# Start of INFORMATION GIVEN
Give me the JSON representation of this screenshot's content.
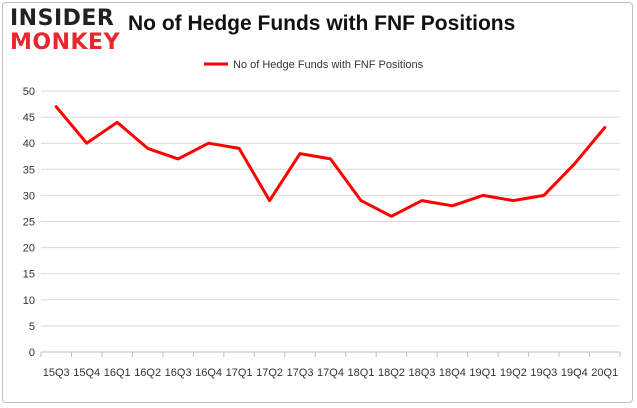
{
  "logo": {
    "line1": "INSIDER",
    "line2": "MONKEY"
  },
  "chart_data": {
    "type": "line",
    "title": "No of Hedge Funds with FNF Positions",
    "xlabel": "",
    "ylabel": "",
    "categories": [
      "15Q3",
      "15Q4",
      "16Q1",
      "16Q2",
      "16Q3",
      "16Q4",
      "17Q1",
      "17Q2",
      "17Q3",
      "17Q4",
      "18Q1",
      "18Q2",
      "18Q3",
      "18Q4",
      "19Q1",
      "19Q2",
      "19Q3",
      "19Q4",
      "20Q1"
    ],
    "series": [
      {
        "name": "No of Hedge Funds with FNF Positions",
        "color": "#ff0000",
        "values": [
          47,
          40,
          44,
          39,
          37,
          40,
          39,
          29,
          38,
          37,
          29,
          26,
          29,
          28,
          30,
          29,
          30,
          36,
          43
        ]
      }
    ],
    "yticks": [
      0,
      5,
      10,
      15,
      20,
      25,
      30,
      35,
      40,
      45,
      50
    ],
    "ylim": [
      0,
      50
    ],
    "grid": true,
    "legend": "top-center"
  }
}
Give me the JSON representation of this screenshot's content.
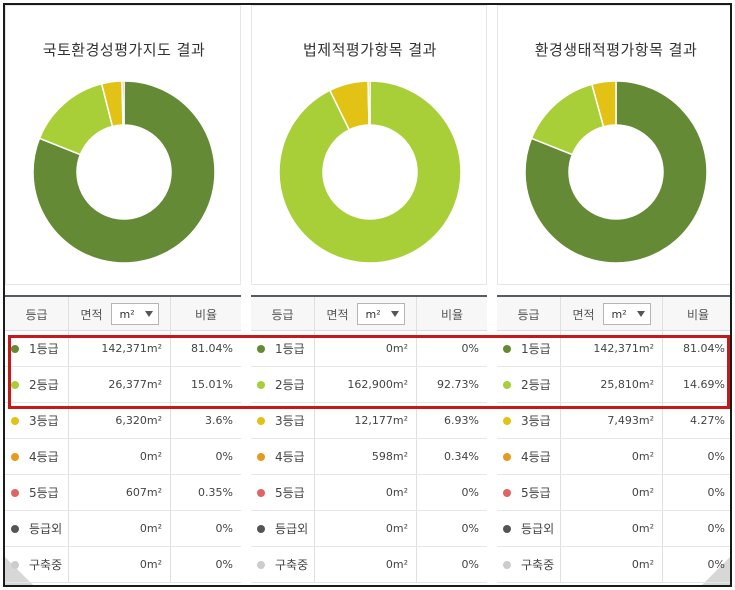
{
  "colors": {
    "grade1": "#648a35",
    "grade2": "#a9cf38",
    "grade3": "#e2c215",
    "grade4": "#e89a1e",
    "grade5": "#e06464",
    "outside": "#555555",
    "building": "#cccccc",
    "highlight": "#c41a1a",
    "header_rule": "#555b63"
  },
  "table_headers": {
    "grade": "등급",
    "area": "면적",
    "ratio": "비율",
    "unit": "m²"
  },
  "panels": [
    {
      "title": "국토환경성평가지도 결과",
      "slices": [
        {
          "grade": "1등급",
          "percent": 81.04,
          "color": "#648a35"
        },
        {
          "grade": "2등급",
          "percent": 15.01,
          "color": "#a9cf38"
        },
        {
          "grade": "3등급",
          "percent": 3.6,
          "color": "#e2c215"
        },
        {
          "grade": "5등급",
          "percent": 0.35,
          "color": "#e06464"
        }
      ],
      "rows": [
        {
          "label": "1등급",
          "area": "142,371m²",
          "ratio": "81.04%",
          "color": "#648a35"
        },
        {
          "label": "2등급",
          "area": "26,377m²",
          "ratio": "15.01%",
          "color": "#a9cf38"
        },
        {
          "label": "3등급",
          "area": "6,320m²",
          "ratio": "3.6%",
          "color": "#e2c215"
        },
        {
          "label": "4등급",
          "area": "0m²",
          "ratio": "0%",
          "color": "#e89a1e"
        },
        {
          "label": "5등급",
          "area": "607m²",
          "ratio": "0.35%",
          "color": "#e06464"
        },
        {
          "label": "등급외",
          "area": "0m²",
          "ratio": "0%",
          "color": "#555555"
        },
        {
          "label": "구축중",
          "area": "0m²",
          "ratio": "0%",
          "color": "#cccccc"
        }
      ]
    },
    {
      "title": "법제적평가항목 결과",
      "slices": [
        {
          "grade": "2등급",
          "percent": 92.73,
          "color": "#a9cf38"
        },
        {
          "grade": "3등급",
          "percent": 6.93,
          "color": "#e2c215"
        },
        {
          "grade": "4등급",
          "percent": 0.34,
          "color": "#e89a1e"
        }
      ],
      "rows": [
        {
          "label": "1등급",
          "area": "0m²",
          "ratio": "0%",
          "color": "#648a35"
        },
        {
          "label": "2등급",
          "area": "162,900m²",
          "ratio": "92.73%",
          "color": "#a9cf38"
        },
        {
          "label": "3등급",
          "area": "12,177m²",
          "ratio": "6.93%",
          "color": "#e2c215"
        },
        {
          "label": "4등급",
          "area": "598m²",
          "ratio": "0.34%",
          "color": "#e89a1e"
        },
        {
          "label": "5등급",
          "area": "0m²",
          "ratio": "0%",
          "color": "#e06464"
        },
        {
          "label": "등급외",
          "area": "0m²",
          "ratio": "0%",
          "color": "#555555"
        },
        {
          "label": "구축중",
          "area": "0m²",
          "ratio": "0%",
          "color": "#cccccc"
        }
      ]
    },
    {
      "title": "환경생태적평가항목 결과",
      "slices": [
        {
          "grade": "1등급",
          "percent": 81.04,
          "color": "#648a35"
        },
        {
          "grade": "2등급",
          "percent": 14.69,
          "color": "#a9cf38"
        },
        {
          "grade": "3등급",
          "percent": 4.27,
          "color": "#e2c215"
        }
      ],
      "rows": [
        {
          "label": "1등급",
          "area": "142,371m²",
          "ratio": "81.04%",
          "color": "#648a35"
        },
        {
          "label": "2등급",
          "area": "25,810m²",
          "ratio": "14.69%",
          "color": "#a9cf38"
        },
        {
          "label": "3등급",
          "area": "7,493m²",
          "ratio": "4.27%",
          "color": "#e2c215"
        },
        {
          "label": "4등급",
          "area": "0m²",
          "ratio": "0%",
          "color": "#e89a1e"
        },
        {
          "label": "5등급",
          "area": "0m²",
          "ratio": "0%",
          "color": "#e06464"
        },
        {
          "label": "등급외",
          "area": "0m²",
          "ratio": "0%",
          "color": "#555555"
        },
        {
          "label": "구축중",
          "area": "0m²",
          "ratio": "0%",
          "color": "#cccccc"
        }
      ]
    }
  ]
}
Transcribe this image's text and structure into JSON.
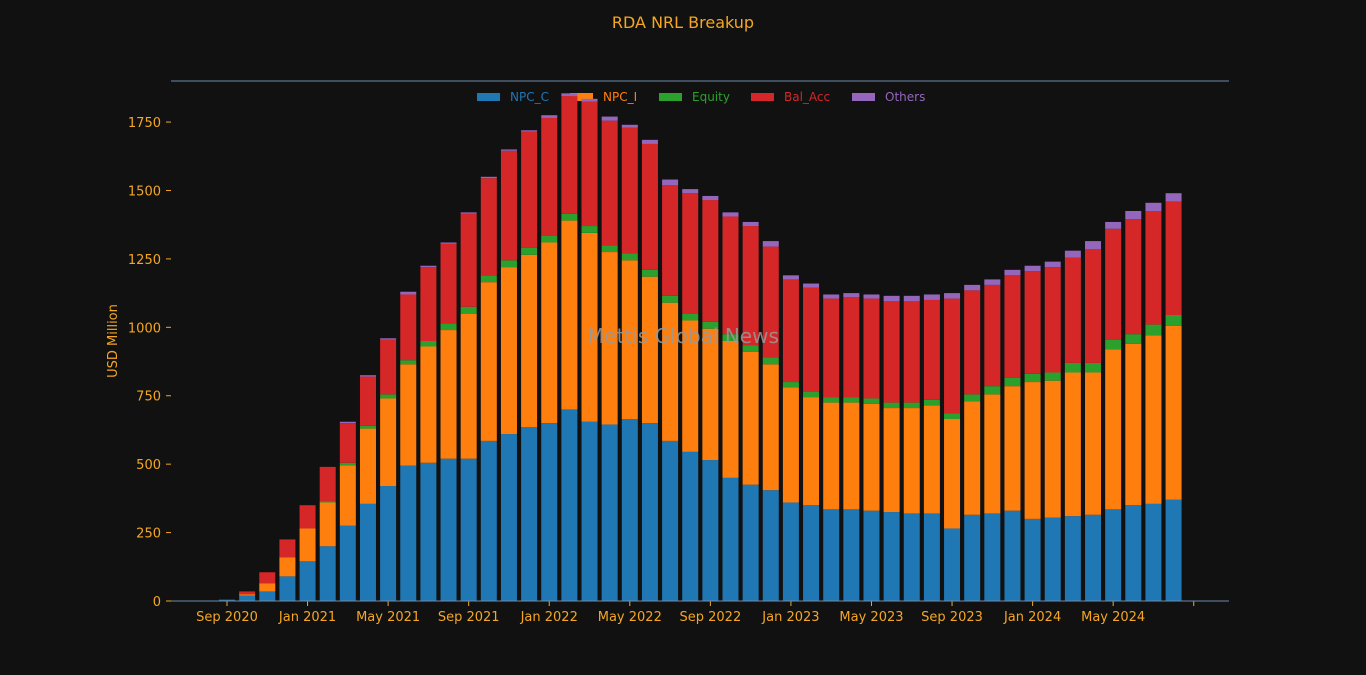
{
  "chart_data": {
    "type": "bar",
    "stacked": true,
    "title": "RDA NRL Breakup",
    "ylabel": "USD Million",
    "xlabel": "",
    "watermark": "Mettis Global News",
    "ylim": [
      0,
      1900
    ],
    "yticks": [
      0,
      250,
      500,
      750,
      1000,
      1250,
      1500,
      1750
    ],
    "legend_position": "top-center",
    "grid": false,
    "x": [
      "2020-08",
      "2020-09",
      "2020-10",
      "2020-11",
      "2020-12",
      "2021-01",
      "2021-02",
      "2021-03",
      "2021-04",
      "2021-05",
      "2021-06",
      "2021-07",
      "2021-08",
      "2021-09",
      "2021-10",
      "2021-11",
      "2021-12",
      "2022-01",
      "2022-02",
      "2022-03",
      "2022-04",
      "2022-05",
      "2022-06",
      "2022-07",
      "2022-08",
      "2022-09",
      "2022-10",
      "2022-11",
      "2022-12",
      "2023-01",
      "2023-02",
      "2023-03",
      "2023-04",
      "2023-05",
      "2023-06",
      "2023-07",
      "2023-08",
      "2023-09",
      "2023-10",
      "2023-11",
      "2023-12",
      "2024-01",
      "2024-02",
      "2024-03",
      "2024-04",
      "2024-05",
      "2024-06",
      "2024-07",
      "2024-08"
    ],
    "xticks": [
      {
        "index": 1,
        "label": "Sep 2020"
      },
      {
        "index": 5,
        "label": "Jan 2021"
      },
      {
        "index": 9,
        "label": "May 2021"
      },
      {
        "index": 13,
        "label": "Sep 2021"
      },
      {
        "index": 17,
        "label": "Jan 2022"
      },
      {
        "index": 21,
        "label": "May 2022"
      },
      {
        "index": 25,
        "label": "Sep 2022"
      },
      {
        "index": 29,
        "label": "Jan 2023"
      },
      {
        "index": 33,
        "label": "May 2023"
      },
      {
        "index": 37,
        "label": "Sep 2023"
      },
      {
        "index": 41,
        "label": "Jan 2024"
      },
      {
        "index": 45,
        "label": "May 2024"
      },
      {
        "index": 49,
        "label": ""
      }
    ],
    "series": [
      {
        "name": "NPC_C",
        "color": "#1f77b4",
        "values": [
          0,
          5,
          20,
          35,
          90,
          145,
          200,
          275,
          355,
          420,
          495,
          505,
          520,
          520,
          585,
          610,
          635,
          650,
          700,
          655,
          645,
          665,
          650,
          585,
          545,
          515,
          450,
          425,
          405,
          360,
          350,
          335,
          335,
          330,
          325,
          320,
          320,
          265,
          315,
          320,
          330,
          300,
          305,
          310,
          315,
          335,
          350,
          355,
          370
        ]
      },
      {
        "name": "NPC_I",
        "color": "#ff7f0e",
        "values": [
          0,
          0,
          5,
          30,
          70,
          120,
          160,
          220,
          275,
          320,
          370,
          425,
          470,
          530,
          580,
          610,
          630,
          660,
          690,
          690,
          630,
          580,
          535,
          505,
          480,
          480,
          500,
          485,
          460,
          420,
          395,
          390,
          390,
          390,
          380,
          385,
          395,
          400,
          415,
          435,
          455,
          500,
          500,
          525,
          520,
          585,
          590,
          615,
          635
        ]
      },
      {
        "name": "Equity",
        "color": "#2ca02c",
        "values": [
          0,
          0,
          0,
          0,
          0,
          0,
          5,
          10,
          10,
          15,
          15,
          20,
          25,
          25,
          25,
          25,
          25,
          25,
          25,
          25,
          25,
          25,
          25,
          25,
          25,
          25,
          25,
          25,
          25,
          20,
          20,
          20,
          20,
          20,
          20,
          20,
          20,
          20,
          25,
          30,
          30,
          30,
          30,
          35,
          35,
          35,
          35,
          40,
          40
        ]
      },
      {
        "name": "Bal_Acc",
        "color": "#d62728",
        "values": [
          0,
          0,
          10,
          40,
          65,
          85,
          125,
          145,
          180,
          200,
          240,
          270,
          290,
          340,
          355,
          400,
          425,
          430,
          430,
          455,
          455,
          460,
          460,
          405,
          440,
          445,
          430,
          435,
          405,
          375,
          380,
          360,
          365,
          365,
          370,
          370,
          365,
          420,
          380,
          370,
          375,
          375,
          385,
          385,
          415,
          405,
          420,
          415,
          415
        ]
      },
      {
        "name": "Others",
        "color": "#9467bd",
        "values": [
          0,
          0,
          0,
          0,
          0,
          0,
          0,
          5,
          5,
          5,
          10,
          5,
          5,
          5,
          5,
          5,
          5,
          10,
          10,
          10,
          15,
          10,
          15,
          20,
          15,
          15,
          15,
          15,
          20,
          15,
          15,
          15,
          15,
          15,
          20,
          20,
          20,
          20,
          20,
          20,
          20,
          20,
          20,
          25,
          30,
          25,
          30,
          30,
          30
        ]
      }
    ]
  }
}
# End of INFORMATION GIVEN
» WHAT THE EXERCISE ASKS:
Gather up, from the records above, each line where the word "name" appears.

» RESPONSE TO THE EXERCISE:
        "name": "No of Hedge Funds with FNF Positions",
        "name": "NPC_C",
        "name": "NPC_I",
        "name": "Equity",
        "name": "Bal_Acc",
        "name": "Others",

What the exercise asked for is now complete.